Data records>
+ + + +
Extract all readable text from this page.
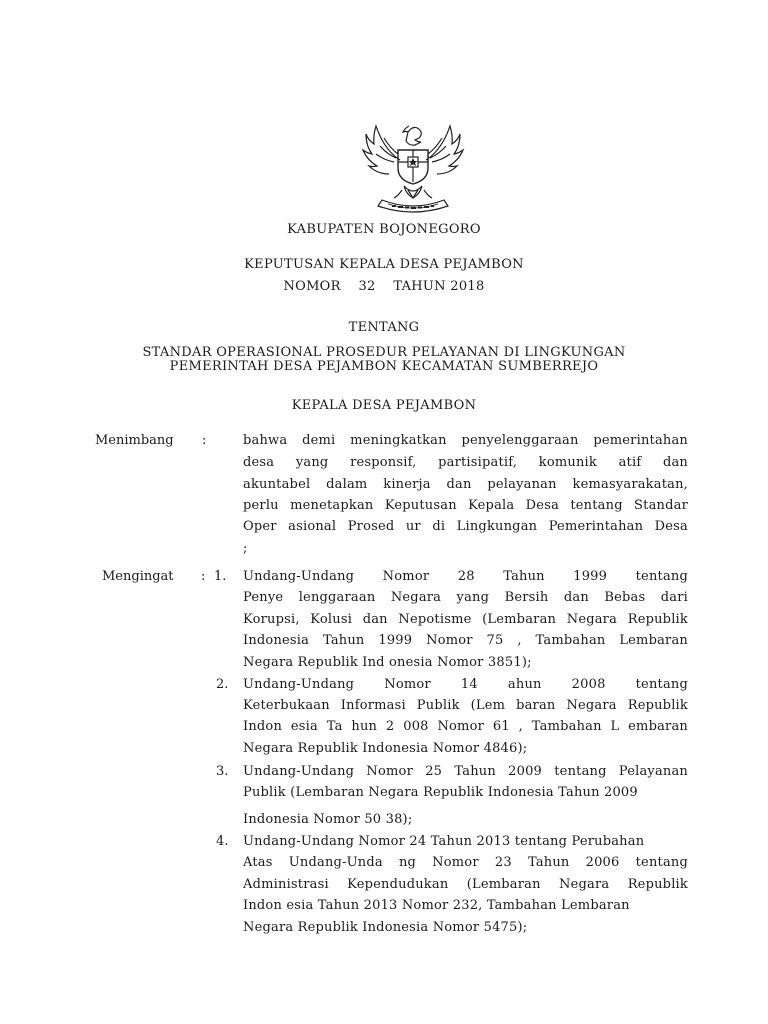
KABUPATEN BOJONEGORO
KEPUTUSAN KEPALA DESA PEJAMBON
NOMOR    32    TAHUN 2018
TENTANG
STANDAR OPERASIONAL PROSEDUR PELAYANAN DI LINGKUNGAN
PEMERINTAH DESA PEJAMBON KECAMATAN SUMBERREJO
KEPALA DESA PEJAMBON
Menimbang :	bahwa demi meningkatkan penyelenggaraan pemerintahan
desa yang responsif, partisipatif, komunik atif dan
akuntabel dalam kinerja dan pelayanan kemasyarakatan,
perlu menetapkan Keputusan Kepala Desa tentang Standar
Oper asional Prosed ur di Lingkungan Pemerintahan Desa
;
Mengingat : 1. Undang-Undang Nomor 28 Tahun 1999 tentang
Penye lenggaraan Negara yang Bersih dan Bebas dari
Korupsi, Kolusi dan Nepotisme (Lembaran Negara Republik
Indonesia Tahun 1999 Nomor 75 , Tambahan Lembaran
Negara Republik Ind onesia Nomor 3851);
2. Undang-Undang Nomor 14 ahun 2008 tentang
Keterbukaan Informasi Publik (Lem baran Negara Republik
Indon esia Ta hun 2 008 Nomor 61 , Tambahan L embaran
Negara Republik Indonesia Nomor 4846);
3. Undang-Undang Nomor 25 Tahun 2009 tentang Pelayanan
Publik (Lembaran Negara Republik Indonesia Tahun 2009
Indonesia Nomor 50 38);
4. Undang-Undang Nomor 24 Tahun 2013 tentang Perubahan
Atas Undang-Unda ng Nomor 23 Tahun 2006 tentang
Administrasi Kependudukan (Lembaran Negara Republik
Indon esia Tahun 2013 Nomor 232, Tambahan Lembaran
Negara Republik Indonesia Nomor 5475);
+ + + +
Problem to solve> Show every line where the string "Tambahan" appears.

Output for this exercise>
Indonesia Tahun 1999 Nomor 75 , Tambahan Lembaran
Indon esia Ta hun 2 008 Nomor 61 , Tambahan L embaran
Indon esia Tahun 2013 Nomor 232, Tambahan Lembaran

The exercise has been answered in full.